- [Input]:

=======

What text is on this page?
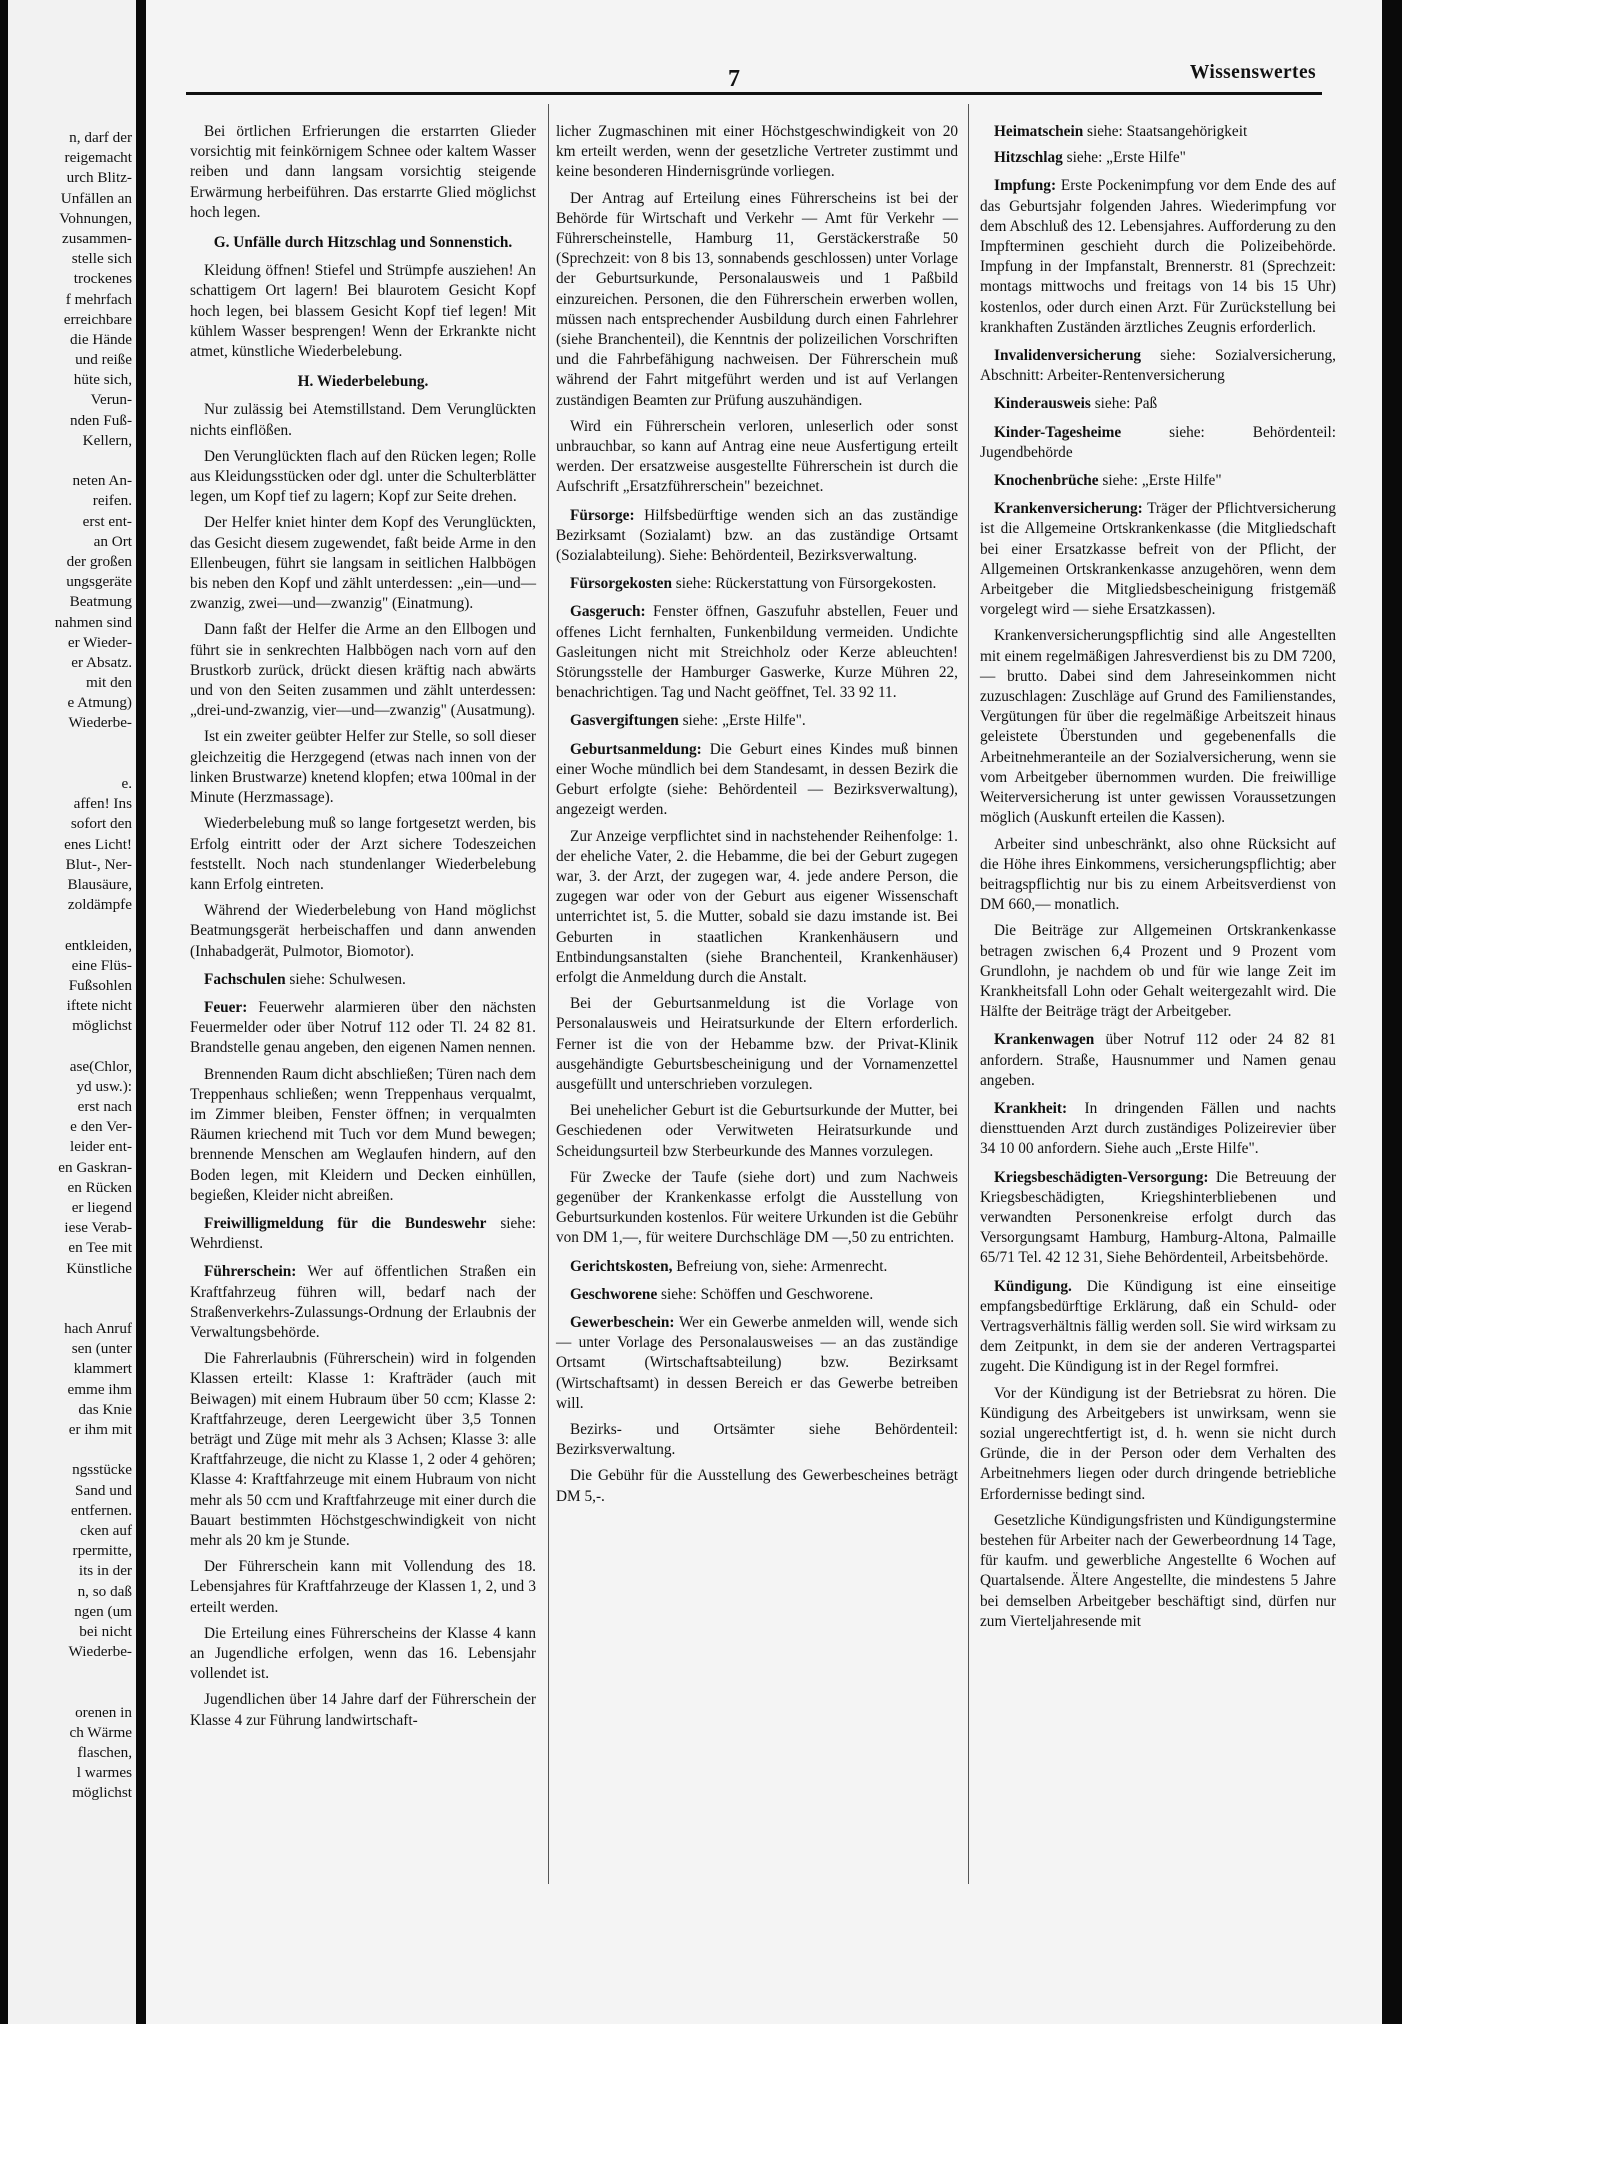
n, darf der
reigemacht
urch Blitz-
Unfällen an
Vohnungen,
zusammen-
stelle sich
trockenes
f mehrfach
erreichbare
die Hände
und reiße
hüte sich,
Verun-
nden Fuß-
Kellern,
neten An-
reifen.
erst ent-
an Ort
der großen
ungsgeräte
Beatmung
nahmen sind
er Wieder-
er Absatz.
mit den
e Atmung)
Wiederbe-
e.
affen! Ins
sofort den
enes Licht!
Blut-, Ner-
Blausäure,
zoldämpfe
entkleiden,
eine Flüs-
Fußsohlen
iftete nicht
möglichst
ase(Chlor,
yd usw.):
erst nach
e den Ver-
leider ent-
en Gaskran-
en Rücken
er liegend
iese Verab-
en Tee mit
Künstliche
hach Anruf
sen (unter
klammert
emme ihm
das Knie
er ihm mit
ngsstücke
Sand und
entfernen.
cken auf
rpermitte,
its in der
n, so daß
ngen (um
bei nicht
Wiederbe-
orenen in
ch Wärme
flaschen,
l warmes
möglichst
7	Wissenswertes

Bei örtlichen Erfrierungen die erstarrten Glieder vorsichtig mit feinkörnigem Schnee oder kaltem Wasser reiben und dann langsam vorsichtig steigende Erwärmung herbeiführen. Das erstarrte Glied möglichst hoch legen.

G. Unfälle durch Hitzschlag und Sonnenstich.

Kleidung öffnen! Stiefel und Strümpfe ausziehen! An schattigem Ort lagern! Bei blaurotem Gesicht Kopf hoch legen, bei blassem Gesicht Kopf tief legen! Mit kühlem Wasser besprengen! Wenn der Erkrankte nicht atmet, künstliche Wiederbelebung.

H. Wiederbelebung.

Nur zulässig bei Atemstillstand. Dem Verunglückten nichts einflößen.

Den Verunglückten flach auf den Rücken legen; Rolle aus Kleidungsstücken oder dgl. unter die Schulterblätter legen, um Kopf tief zu lagern; Kopf zur Seite drehen.

Der Helfer kniet hinter dem Kopf des Verunglückten, das Gesicht diesem zugewendet, faßt beide Arme in den Ellenbeugen, führt sie langsam in seitlichen Halbbögen bis neben den Kopf und zählt unterdessen: „ein—und—zwanzig, zwei—und—zwanzig" (Einatmung).

Dann faßt der Helfer die Arme an den Ellbogen und führt sie in senkrechten Halbbögen nach vorn auf den Brustkorb zurück, drückt diesen kräftig nach abwärts und von den Seiten zusammen und zählt unterdessen: „drei-und-zwanzig, vier—und—zwanzig" (Ausatmung).

Ist ein zweiter geübter Helfer zur Stelle, so soll dieser gleichzeitig die Herzgegend (etwas nach innen von der linken Brustwarze) knetend klopfen; etwa 100mal in der Minute (Herzmassage).

Wiederbelebung muß so lange fortgesetzt werden, bis Erfolg eintritt oder der Arzt sichere Todeszeichen feststellt. Noch nach stundenlanger Wiederbelebung kann Erfolg eintreten.

Während der Wiederbelebung von Hand möglichst Beatmungsgerät herbeischaffen und dann anwenden (Inhabadgerät, Pulmotor, Biomotor).

Fachschulen siehe: Schulwesen.

Feuer: Feuerwehr alarmieren über den nächsten Feuermelder oder über Notruf 112 oder Tl. 24 82 81. Brandstelle genau angeben, den eigenen Namen nennen.

Brennenden Raum dicht abschließen; Türen nach dem Treppenhaus schließen; wenn Treppenhaus verqualmt, im Zimmer bleiben, Fenster öffnen; in verqualmten Räumen kriechend mit Tuch vor dem Mund bewegen; brennende Menschen am Weglaufen hindern, auf den Boden legen, mit Kleidern und Decken einhüllen, begießen, Kleider nicht abreißen.

Freiwilligmeldung für die Bundeswehr siehe: Wehrdienst.

Führerschein: Wer auf öffentlichen Straßen ein Kraftfahrzeug führen will, bedarf nach der Straßenverkehrs-Zulassungs-Ordnung der Erlaubnis der Verwaltungsbehörde.

Die Fahrerlaubnis (Führerschein) wird in folgenden Klassen erteilt: Klasse 1: Krafträder (auch mit Beiwagen) mit einem Hubraum über 50 ccm; Klasse 2: Kraftfahrzeuge, deren Leergewicht über 3,5 Tonnen beträgt und Züge mit mehr als 3 Achsen; Klasse 3: alle Kraftfahrzeuge, die nicht zu Klasse 1, 2 oder 4 gehören; Klasse 4: Kraftfahrzeuge mit einem Hubraum von nicht mehr als 50 ccm und Kraftfahrzeuge mit einer durch die Bauart bestimmten Höchstgeschwindigkeit von nicht mehr als 20 km je Stunde.

Der Führerschein kann mit Vollendung des 18. Lebensjahres für Kraftfahrzeuge der Klassen 1, 2, und 3 erteilt werden.

Die Erteilung eines Führerscheins der Klasse 4 kann an Jugendliche erfolgen, wenn das 16. Lebensjahr vollendet ist.

Jugendlichen über 14 Jahre darf der Führerschein der Klasse 4 zur Führung landwirtschaft-

licher Zugmaschinen mit einer Höchstgeschwindigkeit von 20 km erteilt werden, wenn der gesetzliche Vertreter zustimmt und keine besonderen Hindernisgründe vorliegen.

Der Antrag auf Erteilung eines Führerscheins ist bei der Behörde für Wirtschaft und Verkehr — Amt für Verkehr — Führerscheinstelle, Hamburg 11, Gerstäckerstraße 50 (Sprechzeit: von 8 bis 13, sonnabends geschlossen) unter Vorlage der Geburtsurkunde, Personalausweis und 1 Paßbild einzureichen. Personen, die den Führerschein erwerben wollen, müssen nach entsprechender Ausbildung durch einen Fahrlehrer (siehe Branchenteil), die Kenntnis der polizeilichen Vorschriften und die Fahrbefähigung nachweisen. Der Führerschein muß während der Fahrt mitgeführt werden und ist auf Verlangen zuständigen Beamten zur Prüfung auszuhändigen.

Wird ein Führerschein verloren, unleserlich oder sonst unbrauchbar, so kann auf Antrag eine neue Ausfertigung erteilt werden. Der ersatzweise ausgestellte Führerschein ist durch die Aufschrift „Ersatzführerschein" bezeichnet.

Fürsorge: Hilfsbedürftige wenden sich an das zuständige Bezirksamt (Sozialamt) bzw. an das zuständige Ortsamt (Sozialabteilung). Siehe: Behördenteil, Bezirksverwaltung.

Fürsorgekosten siehe: Rückerstattung von Fürsorgekosten.

Gasgeruch: Fenster öffnen, Gaszufuhr abstellen, Feuer und offenes Licht fernhalten, Funkenbildung vermeiden. Undichte Gasleitungen nicht mit Streichholz oder Kerze ableuchten! Störungsstelle der Hamburger Gaswerke, Kurze Mühren 22, benachrichtigen. Tag und Nacht geöffnet, Tel. 33 92 11.

Gasvergiftungen siehe: „Erste Hilfe".

Geburtsanmeldung: Die Geburt eines Kindes muß binnen einer Woche mündlich bei dem Standesamt, in dessen Bezirk die Geburt erfolgte (siehe: Behördenteil — Bezirksverwaltung), angezeigt werden.

Zur Anzeige verpflichtet sind in nachstehender Reihenfolge: 1. der eheliche Vater, 2. die Hebamme, die bei der Geburt zugegen war, 3. der Arzt, der zugegen war, 4. jede andere Person, die zugegen war oder von der Geburt aus eigener Wissenschaft unterrichtet ist, 5. die Mutter, sobald sie dazu imstande ist. Bei Geburten in staatlichen Krankenhäusern und Entbindungsanstalten (siehe Branchenteil, Krankenhäuser) erfolgt die Anmeldung durch die Anstalt.

Bei der Geburtsanmeldung ist die Vorlage von Personalausweis und Heiratsurkunde der Eltern erforderlich. Ferner ist die von der Hebamme bzw. der Privat-Klinik ausgehändigte Geburtsbescheinigung und der Vornamenzettel ausgefüllt und unterschrieben vorzulegen.

Bei unehelicher Geburt ist die Geburtsurkunde der Mutter, bei Geschiedenen oder Verwitweten Heiratsurkunde und Scheidungsurteil bzw Sterbeurkunde des Mannes vorzulegen.

Für Zwecke der Taufe (siehe dort) und zum Nachweis gegenüber der Krankenkasse erfolgt die Ausstellung von Geburtsurkunden kostenlos. Für weitere Urkunden ist die Gebühr von DM 1,—, für weitere Durchschläge DM —,50 zu entrichten.

Gerichtskosten, Befreiung von, siehe: Armenrecht.

Geschworene siehe: Schöffen und Geschworene.

Gewerbeschein: Wer ein Gewerbe anmelden will, wende sich — unter Vorlage des Personalausweises — an das zuständige Ortsamt (Wirtschaftsabteilung) bzw. Bezirksamt (Wirtschaftsamt) in dessen Bereich er das Gewerbe betreiben will.

Bezirks- und Ortsämter siehe Behördenteil: Bezirksverwaltung.

Die Gebühr für die Ausstellung des Gewerbescheines beträgt DM 5,-.

Heimatschein siehe: Staatsangehörigkeit

Hitzschlag siehe: „Erste Hilfe"

Impfung: Erste Pockenimpfung vor dem Ende des auf das Geburtsjahr folgenden Jahres. Wiederimpfung vor dem Abschluß des 12. Lebensjahres. Aufforderung zu den Impfterminen geschieht durch die Polizeibehörde. Impfung in der Impfanstalt, Brennerstr. 81 (Sprechzeit: montags mittwochs und freitags von 14 bis 15 Uhr) kostenlos, oder durch einen Arzt. Für Zurückstellung bei krankhaften Zuständen ärztliches Zeugnis erforderlich.

Invalidenversicherung siehe: Sozialversicherung, Abschnitt: Arbeiter-Rentenversicherung

Kinderausweis siehe: Paß

Kinder-Tagesheime siehe: Behördenteil: Jugendbehörde

Knochenbrüche siehe: „Erste Hilfe"

Krankenversicherung: Träger der Pflichtversicherung ist die Allgemeine Ortskrankenkasse (die Mitgliedschaft bei einer Ersatzkasse befreit von der Pflicht, der Allgemeinen Ortskrankenkasse anzugehören, wenn dem Arbeitgeber die Mitgliedsbescheinigung fristgemäß vorgelegt wird — siehe Ersatzkassen).

Krankenversicherungspflichtig sind alle Angestellten mit einem regelmäßigen Jahresverdienst bis zu DM 7200,— brutto. Dabei sind dem Jahreseinkommen nicht zuzuschlagen: Zuschläge auf Grund des Familienstandes, Vergütungen für über die regelmäßige Arbeitszeit hinaus geleistete Überstunden und gegebenenfalls die Arbeitnehmeranteile an der Sozialversicherung, wenn sie vom Arbeitgeber übernommen wurden. Die freiwillige Weiterversicherung ist unter gewissen Voraussetzungen möglich (Auskunft erteilen die Kassen).

Arbeiter sind unbeschränkt, also ohne Rücksicht auf die Höhe ihres Einkommens, versicherungspflichtig; aber beitragspflichtig nur bis zu einem Arbeitsverdienst von DM 660,— monatlich.

Die Beiträge zur Allgemeinen Ortskrankenkasse betragen zwischen 6,4 Prozent und 9 Prozent vom Grundlohn, je nachdem ob und für wie lange Zeit im Krankheitsfall Lohn oder Gehalt weitergezahlt wird. Die Hälfte der Beiträge trägt der Arbeitgeber.

Krankenwagen über Notruf 112 oder 24 82 81 anfordern. Straße, Hausnummer und Namen genau angeben.

Krankheit: In dringenden Fällen und nachts diensttuenden Arzt durch zuständiges Polizeirevier über 34 10 00 anfordern. Siehe auch „Erste Hilfe".

Kriegsbeschädigten-Versorgung: Die Betreuung der Kriegsbeschädigten, Kriegshinterbliebenen und verwandten Personenkreise erfolgt durch das Versorgungsamt Hamburg, Hamburg-Altona, Palmaille 65/71 Tel. 42 12 31, Siehe Behördenteil, Arbeitsbehörde.

Kündigung. Die Kündigung ist eine einseitige empfangsbedürftige Erklärung, daß ein Schuld- oder Vertragsverhältnis fällig werden soll. Sie wird wirksam zu dem Zeitpunkt, in dem sie der anderen Vertragspartei zugeht. Die Kündigung ist in der Regel formfrei.

Vor der Kündigung ist der Betriebsrat zu hören. Die Kündigung des Arbeitgebers ist unwirksam, wenn sie sozial ungerechtfertigt ist, d. h. wenn sie nicht durch Gründe, die in der Person oder dem Verhalten des Arbeitnehmers liegen oder durch dringende betriebliche Erfordernisse bedingt sind.

Gesetzliche Kündigungsfristen und Kündigungstermine bestehen für Arbeiter nach der Gewerbeordnung 14 Tage, für kaufm. und gewerbliche Angestellte 6 Wochen auf Quartalsende. Ältere Angestellte, die mindestens 5 Jahre bei demselben Arbeitgeber beschäftigt sind, dürfen nur zum Vierteljahresende mit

=======

- [Direction]: Look over the records above and copy each line that includes the string "Arbeiter".

- [Expected answer]:
Invalidenversicherung siehe: Sozialversicherung, Abschnitt: Arbeiter-Rentenversicherung
Arbeiter sind unbeschränkt, also ohne Rücksicht auf die Höhe ihres Einkommens, versicherungspflichtig; aber beitragspflichtig nur bis zu einem Arbeitsverdienst von DM 660,— monatlich.
Gesetzliche Kündigungsfristen und Kündigungstermine bestehen für Arbeiter nach der Gewerbeordnung 14 Tage, für kaufm. und gewerbliche Angestellte 6 Wochen auf Quartalsende. Ältere Angestellte, die mindestens 5 Jahre bei demselben Arbeitgeber beschäftigt sind, dürfen nur zum Vierteljahresende mit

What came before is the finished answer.